# REQUIRED WORK:
Can you output the records below exactly as they are written?

# Dataset items:
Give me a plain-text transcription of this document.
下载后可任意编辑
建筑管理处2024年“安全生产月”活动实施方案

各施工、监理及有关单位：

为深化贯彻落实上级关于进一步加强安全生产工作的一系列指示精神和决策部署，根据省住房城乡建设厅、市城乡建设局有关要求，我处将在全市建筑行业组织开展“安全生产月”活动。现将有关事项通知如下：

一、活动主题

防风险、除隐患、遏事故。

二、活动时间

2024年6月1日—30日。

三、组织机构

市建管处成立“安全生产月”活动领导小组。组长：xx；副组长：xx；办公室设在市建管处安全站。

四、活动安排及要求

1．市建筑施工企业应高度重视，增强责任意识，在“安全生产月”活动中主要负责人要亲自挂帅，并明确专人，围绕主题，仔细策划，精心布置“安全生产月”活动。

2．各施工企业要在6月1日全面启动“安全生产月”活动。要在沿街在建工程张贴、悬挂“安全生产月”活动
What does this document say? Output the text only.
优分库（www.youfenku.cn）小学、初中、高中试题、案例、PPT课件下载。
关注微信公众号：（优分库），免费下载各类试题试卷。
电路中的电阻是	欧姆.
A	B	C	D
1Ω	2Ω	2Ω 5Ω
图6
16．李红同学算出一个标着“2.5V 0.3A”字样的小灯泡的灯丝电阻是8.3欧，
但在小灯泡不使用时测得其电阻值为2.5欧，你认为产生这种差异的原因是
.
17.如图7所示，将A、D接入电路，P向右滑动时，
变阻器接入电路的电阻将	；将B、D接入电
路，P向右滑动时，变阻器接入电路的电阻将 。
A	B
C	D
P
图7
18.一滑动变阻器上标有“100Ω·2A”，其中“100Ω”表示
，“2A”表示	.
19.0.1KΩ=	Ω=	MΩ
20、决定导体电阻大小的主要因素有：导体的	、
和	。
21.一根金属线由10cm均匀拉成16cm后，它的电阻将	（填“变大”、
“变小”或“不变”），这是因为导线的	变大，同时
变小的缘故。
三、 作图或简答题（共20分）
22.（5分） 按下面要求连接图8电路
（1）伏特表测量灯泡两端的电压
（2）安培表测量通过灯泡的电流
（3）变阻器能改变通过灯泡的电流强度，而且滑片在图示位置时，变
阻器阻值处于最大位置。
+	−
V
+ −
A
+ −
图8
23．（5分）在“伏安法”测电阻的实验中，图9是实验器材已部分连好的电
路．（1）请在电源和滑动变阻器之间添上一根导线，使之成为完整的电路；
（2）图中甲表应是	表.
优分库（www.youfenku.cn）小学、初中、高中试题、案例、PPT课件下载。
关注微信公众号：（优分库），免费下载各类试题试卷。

# OUTPUT FOR THIS TASK:
Give me a plain-text transcription of this document.
下载后可任意编辑
建筑管理处2024年“安全生产月”活动实施方案

各施工、监理及有关单位：

为深化贯彻落实上级关于进一步加强安全生产工作的一系列指示精神和决策部署，根据省住房城乡建设厅、市城乡建设局有关要求，我处将在全市建筑行业组织开展“安全生产月”活动。现将有关事项通知如下：

一、活动主题

防风险、除隐患、遏事故。

二、活动时间

2024年6月1日—30日。

三、组织机构

市建管处成立“安全生产月”活动领导小组。组长：xx；副组长：xx；办公室设在市建管处安全站。

四、活动安排及要求

1．市建筑施工企业应高度重视，增强责任意识，在“安全生产月”活动中主要负责人要亲自挂帅，并明确专人，围绕主题，仔细策划，精心布置“安全生产月”活动。

2．各施工企业要在6月1日全面启动“安全生产月”活动。要在沿街在建工程张贴、悬挂“安全生产月”活动
What does this document say? Output the text only.
优分库（www.youfenku.cn）小学、初中、高中试题、案例、PPT课件下载。
关注微信公众号：（优分库），免费下载各类试题试卷。
电路中的电阻是	欧姆.
A	B	C	D
1Ω	2Ω	2Ω 5Ω
图6
16．李红同学算出一个标着“2.5V 0.3A”字样的小灯泡的灯丝电阻是8.3欧，
但在小灯泡不使用时测得其电阻值为2.5欧，你认为产生这种差异的原因是
.
17.如图7所示，将A、D接入电路，P向右滑动时，
变阻器接入电路的电阻将	；将B、D接入电
路，P向右滑动时，变阻器接入电路的电阻将 。
A	B
C	D
P
图7
18.一滑动变阻器上标有“100Ω·2A”，其中“100Ω”表示
，“2A”表示	.
19.0.1KΩ=	Ω=	MΩ
20、决定导体电阻大小的主要因素有：导体的	、
和	。
21.一根金属线由10cm均匀拉成16cm后，它的电阻将	（填“变大”、
“变小”或“不变”），这是因为导线的	变大，同时
变小的缘故。
三、 作图或简答题（共20分）
22.（5分） 按下面要求连接图8电路
（1）伏特表测量灯泡两端的电压
（2）安培表测量通过灯泡的电流
（3）变阻器能改变通过灯泡的电流强度，而且滑片在图示位置时，变
阻器阻值处于最大位置。
+	−
V
+ −
A
+ −
图8
23．（5分）在“伏安法”测电阻的实验中，图9是实验器材已部分连好的电
路．（1）请在电源和滑动变阻器之间添上一根导线，使之成为完整的电路；
（2）图中甲表应是	表.
优分库（www.youfenku.cn）小学、初中、高中试题、案例、PPT课件下载。
关注微信公众号：（优分库），免费下载各类试题试卷。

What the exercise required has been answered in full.